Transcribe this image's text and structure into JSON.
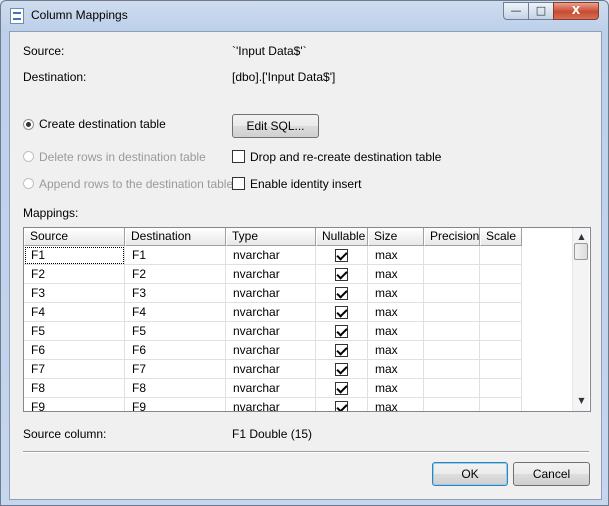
{
  "window": {
    "title": "Column Mappings",
    "caption_buttons": {
      "minimize": "—",
      "maximize": "□",
      "close": "X"
    }
  },
  "source": {
    "label": "Source:",
    "value": "`'Input Data$'`"
  },
  "destination": {
    "label": "Destination:",
    "value": "[dbo].['Input Data$']"
  },
  "options": {
    "create_table": {
      "label": "Create destination table",
      "checked": true
    },
    "delete_rows": {
      "label": "Delete rows in destination table",
      "enabled": false
    },
    "append_rows": {
      "label": "Append rows to the destination table",
      "enabled": false
    },
    "edit_sql_label": "Edit SQL...",
    "drop_recreate": {
      "label": "Drop and re-create destination table",
      "checked": false
    },
    "identity_insert": {
      "label": "Enable identity insert",
      "checked": false
    }
  },
  "mappings": {
    "label": "Mappings:",
    "columns": [
      "Source",
      "Destination",
      "Type",
      "Nullable",
      "Size",
      "Precision",
      "Scale"
    ],
    "rows": [
      {
        "source": "F1",
        "destination": "F1",
        "type": "nvarchar",
        "nullable": true,
        "size": "max",
        "precision": "",
        "scale": ""
      },
      {
        "source": "F2",
        "destination": "F2",
        "type": "nvarchar",
        "nullable": true,
        "size": "max",
        "precision": "",
        "scale": ""
      },
      {
        "source": "F3",
        "destination": "F3",
        "type": "nvarchar",
        "nullable": true,
        "size": "max",
        "precision": "",
        "scale": ""
      },
      {
        "source": "F4",
        "destination": "F4",
        "type": "nvarchar",
        "nullable": true,
        "size": "max",
        "precision": "",
        "scale": ""
      },
      {
        "source": "F5",
        "destination": "F5",
        "type": "nvarchar",
        "nullable": true,
        "size": "max",
        "precision": "",
        "scale": ""
      },
      {
        "source": "F6",
        "destination": "F6",
        "type": "nvarchar",
        "nullable": true,
        "size": "max",
        "precision": "",
        "scale": ""
      },
      {
        "source": "F7",
        "destination": "F7",
        "type": "nvarchar",
        "nullable": true,
        "size": "max",
        "precision": "",
        "scale": ""
      },
      {
        "source": "F8",
        "destination": "F8",
        "type": "nvarchar",
        "nullable": true,
        "size": "max",
        "precision": "",
        "scale": ""
      },
      {
        "source": "F9",
        "destination": "F9",
        "type": "nvarchar",
        "nullable": true,
        "size": "max",
        "precision": "",
        "scale": ""
      }
    ]
  },
  "source_column": {
    "label": "Source column:",
    "value": "F1 Double (15)"
  },
  "buttons": {
    "ok": "OK",
    "cancel": "Cancel"
  }
}
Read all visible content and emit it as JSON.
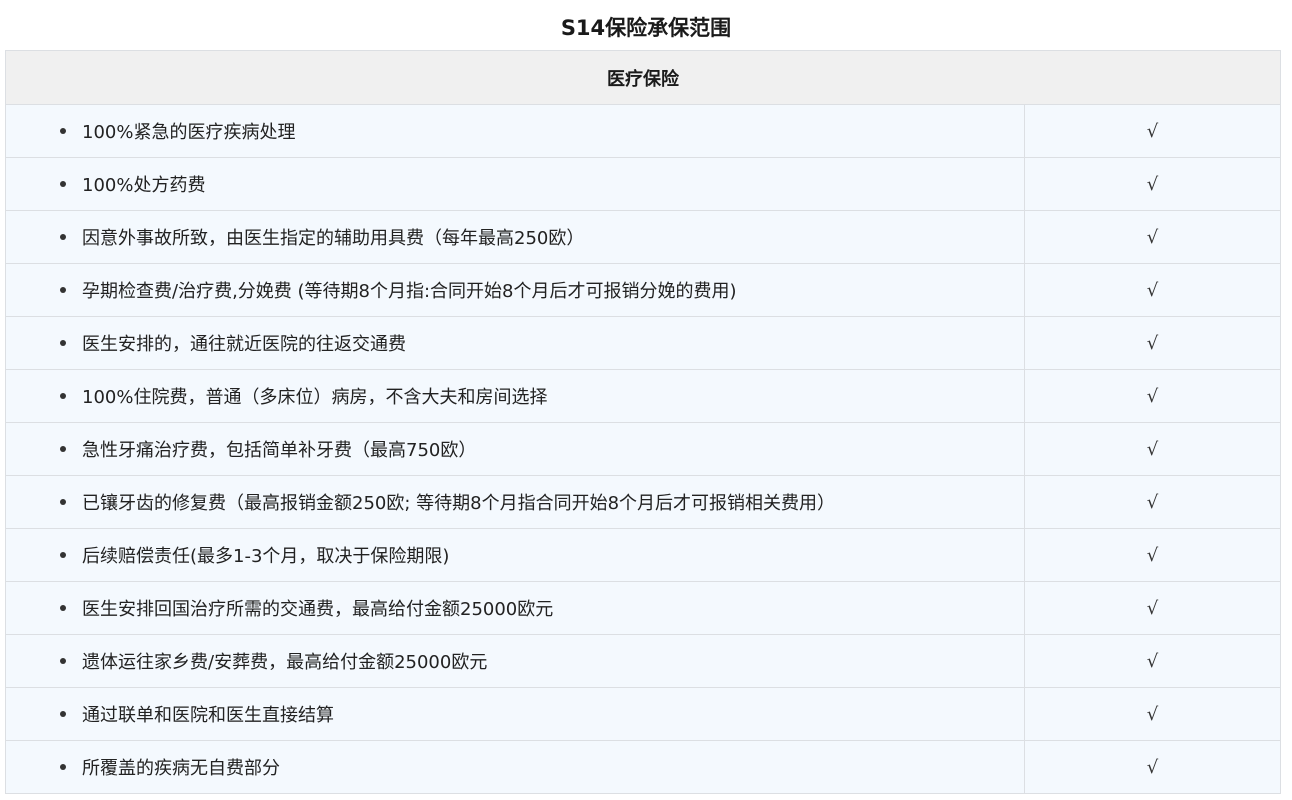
____
• _Work to be completed_
Write out the material above again, word for word, minus its pictures.

• _Reply_
Transcribe this image's text and structure into JSON.
{
  "window": {
    "title": "Column Mappings",
    "caption_buttons": {
      "minimize": "—",
      "maximize": "□",
      "close": "X"
    }
  },
  "source": {
    "label": "Source:",
    "value": "`'Input Data$'`"
  },
  "destination": {
    "label": "Destination:",
    "value": "[dbo].['Input Data$']"
  },
  "options": {
    "create_table": {
      "label": "Create destination table",
      "checked": true
    },
    "delete_rows": {
      "label": "Delete rows in destination table",
      "enabled": false
    },
    "append_rows": {
      "label": "Append rows to the destination table",
      "enabled": false
    },
    "edit_sql_label": "Edit SQL...",
    "drop_recreate": {
      "label": "Drop and re-create destination table",
      "checked": false
    },
    "identity_insert": {
      "label": "Enable identity insert",
      "checked": false
    }
  },
  "mappings": {
    "label": "Mappings:",
    "columns": [
      "Source",
      "Destination",
      "Type",
      "Nullable",
      "Size",
      "Precision",
      "Scale"
    ],
    "rows": [
      {
        "source": "F1",
        "destination": "F1",
        "type": "nvarchar",
        "nullable": true,
        "size": "max",
        "precision": "",
        "scale": ""
      },
      {
        "source": "F2",
        "destination": "F2",
        "type": "nvarchar",
        "nullable": true,
        "size": "max",
        "precision": "",
        "scale": ""
      },
      {
        "source": "F3",
        "destination": "F3",
        "type": "nvarchar",
        "nullable": true,
        "size": "max",
        "precision": "",
        "scale": ""
      },
      {
        "source": "F4",
        "destination": "F4",
        "type": "nvarchar",
        "nullable": true,
        "size": "max",
        "precision": "",
        "scale": ""
      },
      {
        "source": "F5",
        "destination": "F5",
        "type": "nvarchar",
        "nullable": true,
        "size": "max",
        "precision": "",
        "scale": ""
      },
      {
        "source": "F6",
        "destination": "F6",
        "type": "nvarchar",
        "nullable": true,
        "size": "max",
        "precision": "",
        "scale": ""
      },
      {
        "source": "F7",
        "destination": "F7",
        "type": "nvarchar",
        "nullable": true,
        "size": "max",
        "precision": "",
        "scale": ""
      },
      {
        "source": "F8",
        "destination": "F8",
        "type": "nvarchar",
        "nullable": true,
        "size": "max",
        "precision": "",
        "scale": ""
      },
      {
        "source": "F9",
        "destination": "F9",
        "type": "nvarchar",
        "nullable": true,
        "size": "max",
        "precision": "",
        "scale": ""
      }
    ]
  },
  "source_column": {
    "label": "Source column:",
    "value": "F1 Double (15)"
  },
  "buttons": {
    "ok": "OK",
    "cancel": "Cancel"
  }
}
Read all visible content and emit it as JSON.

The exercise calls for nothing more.